What you are asked to do: Leave out the pictures and copy the remaining records exactly.

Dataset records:
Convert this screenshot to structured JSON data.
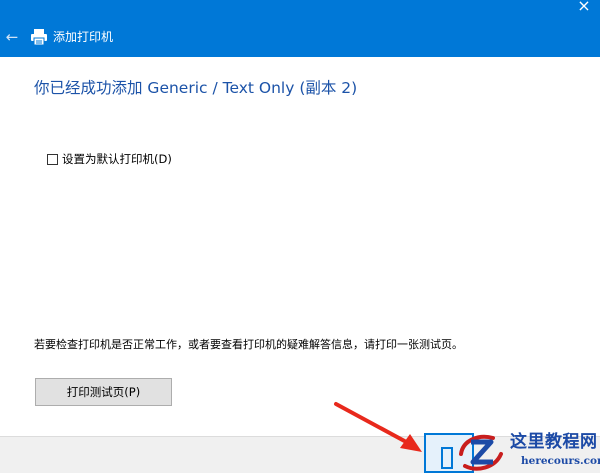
{
  "window": {
    "title": "添加打印机",
    "close_glyph": "×",
    "back_glyph": "←",
    "accent_color": "#0078d7"
  },
  "content": {
    "heading": "你已经成功添加 Generic / Text Only (副本 2)",
    "default_checkbox": {
      "label": "设置为默认打印机(D)",
      "checked": false
    },
    "info_text": "若要检查打印机是否正常工作，或者要查看打印机的疑难解答信息，请打印一张测试页。",
    "test_page_button": "打印测试页(P)"
  },
  "icons": {
    "back": "back-arrow-icon",
    "printer": "printer-icon",
    "close": "close-icon"
  },
  "annotation": {
    "arrow_color": "#e8291c"
  },
  "watermark": {
    "site_cn": "这里教程网",
    "site_en": "herecours.com"
  }
}
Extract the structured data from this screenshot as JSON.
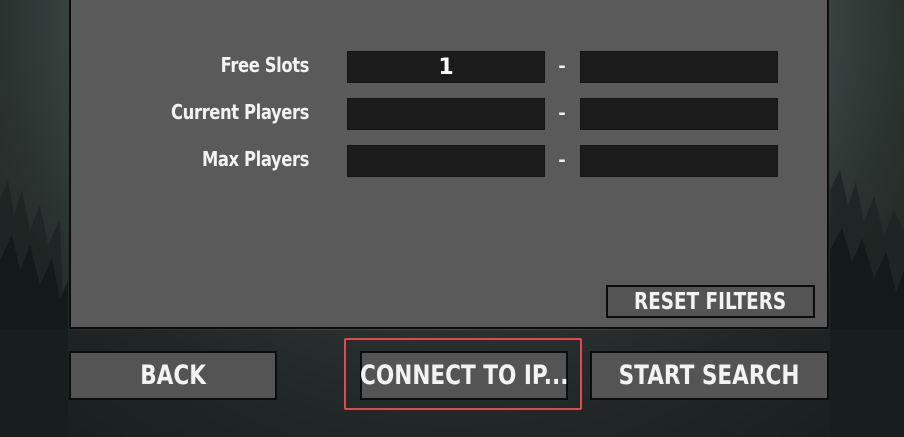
{
  "colors": {
    "panel": "#5a5a5a",
    "field": "#1c1c1c",
    "button": "#545454",
    "border": "#0c0c0c",
    "text": "#f2f2f2",
    "highlight": "#e5474b"
  },
  "filters": {
    "rows": [
      {
        "label": "Free Slots",
        "min_value": "1",
        "max_value": ""
      },
      {
        "label": "Current Players",
        "min_value": "",
        "max_value": ""
      },
      {
        "label": "Max Players",
        "min_value": "",
        "max_value": ""
      }
    ],
    "separator": "-",
    "reset_label": "RESET FILTERS"
  },
  "footer": {
    "back_label": "BACK",
    "connect_label": "CONNECT TO IP...",
    "start_search_label": "START SEARCH"
  }
}
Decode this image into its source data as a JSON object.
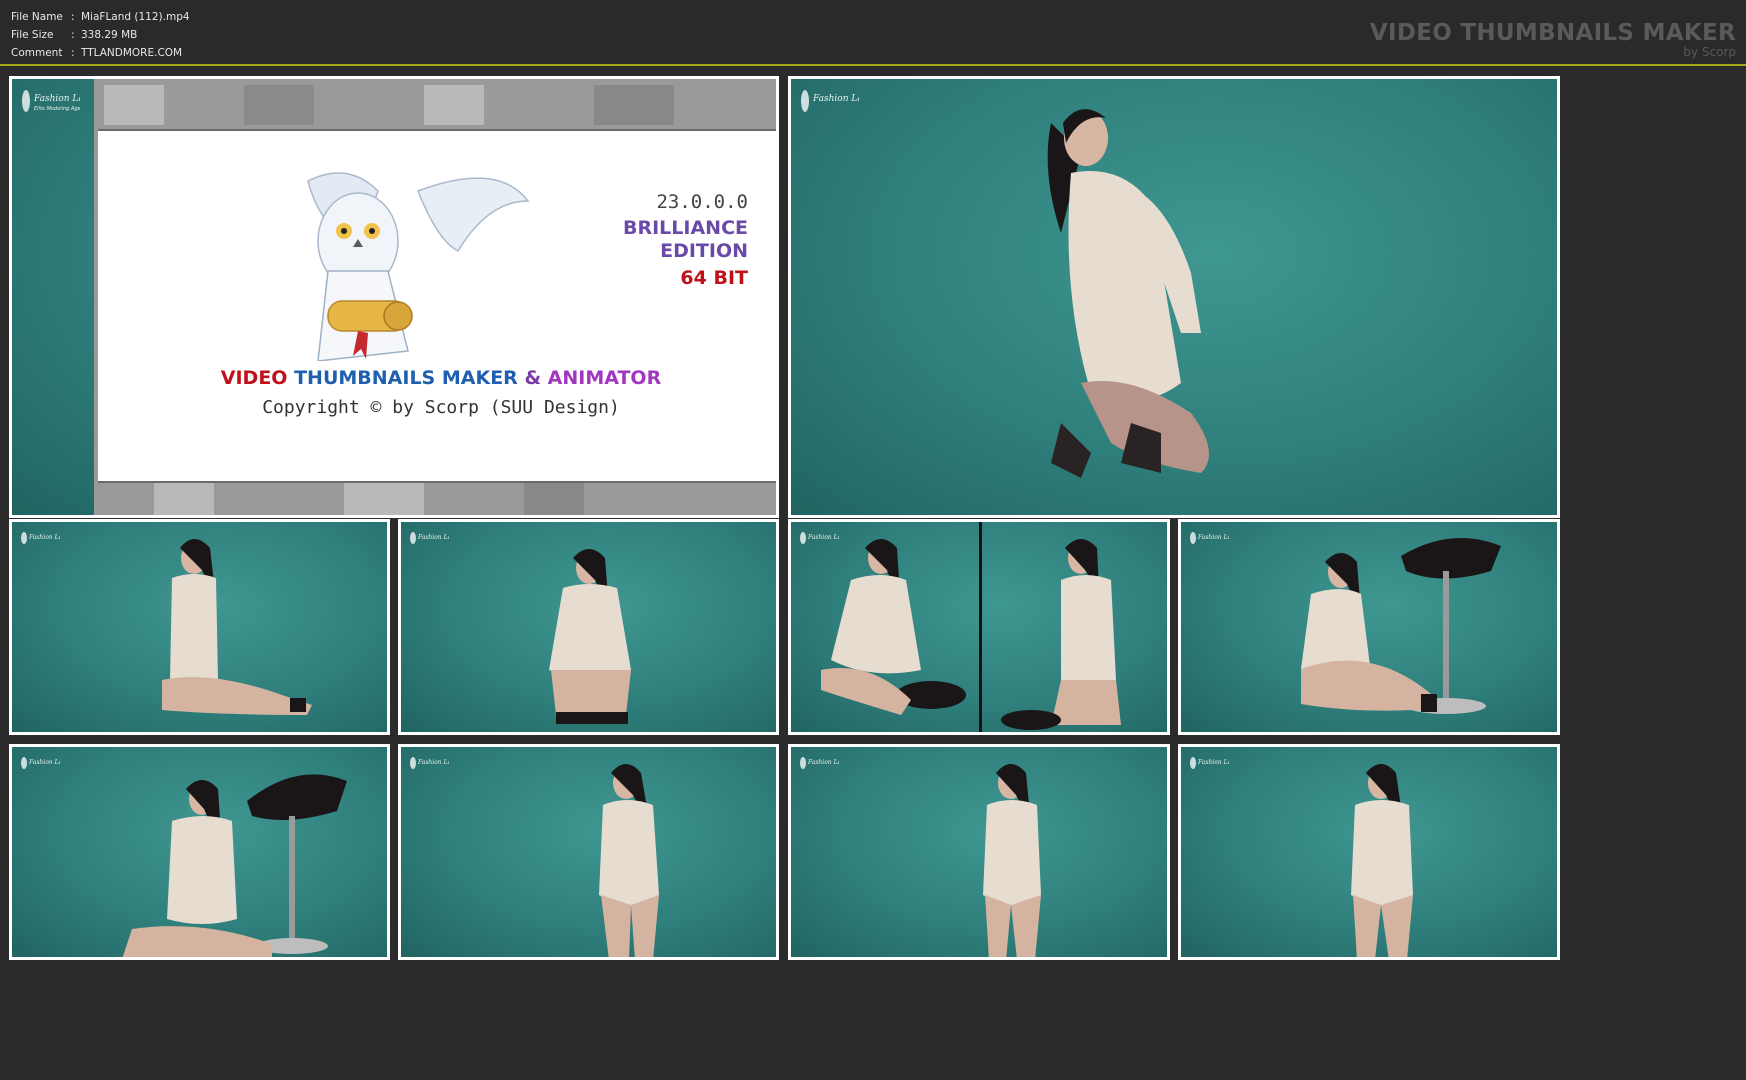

Solution:
Convert this screenshot to structured JSON data.
{
  "window": {
    "title": "添加打印机",
    "close_glyph": "×",
    "back_glyph": "←",
    "accent_color": "#0078d7"
  },
  "content": {
    "heading": "你已经成功添加 Generic / Text Only (副本 2)",
    "default_checkbox": {
      "label": "设置为默认打印机(D)",
      "checked": false
    },
    "info_text": "若要检查打印机是否正常工作，或者要查看打印机的疑难解答信息，请打印一张测试页。",
    "test_page_button": "打印测试页(P)"
  },
  "icons": {
    "back": "back-arrow-icon",
    "printer": "printer-icon",
    "close": "close-icon"
  },
  "annotation": {
    "arrow_color": "#e8291c"
  },
  "watermark": {
    "site_cn": "这里教程网",
    "site_en": "herecours.com"
  }
}
Extract the structured data from this screenshot as JSON.
{
  "colors": {
    "panel": "#5a5a5a",
    "field": "#1c1c1c",
    "button": "#545454",
    "border": "#0c0c0c",
    "text": "#f2f2f2",
    "highlight": "#e5474b"
  },
  "filters": {
    "rows": [
      {
        "label": "Free Slots",
        "min_value": "1",
        "max_value": ""
      },
      {
        "label": "Current Players",
        "min_value": "",
        "max_value": ""
      },
      {
        "label": "Max Players",
        "min_value": "",
        "max_value": ""
      }
    ],
    "separator": "-",
    "reset_label": "RESET FILTERS"
  },
  "footer": {
    "back_label": "BACK",
    "connect_label": "CONNECT TO IP...",
    "start_search_label": "START SEARCH"
  }
}
Decode this image into its source data as a JSON object.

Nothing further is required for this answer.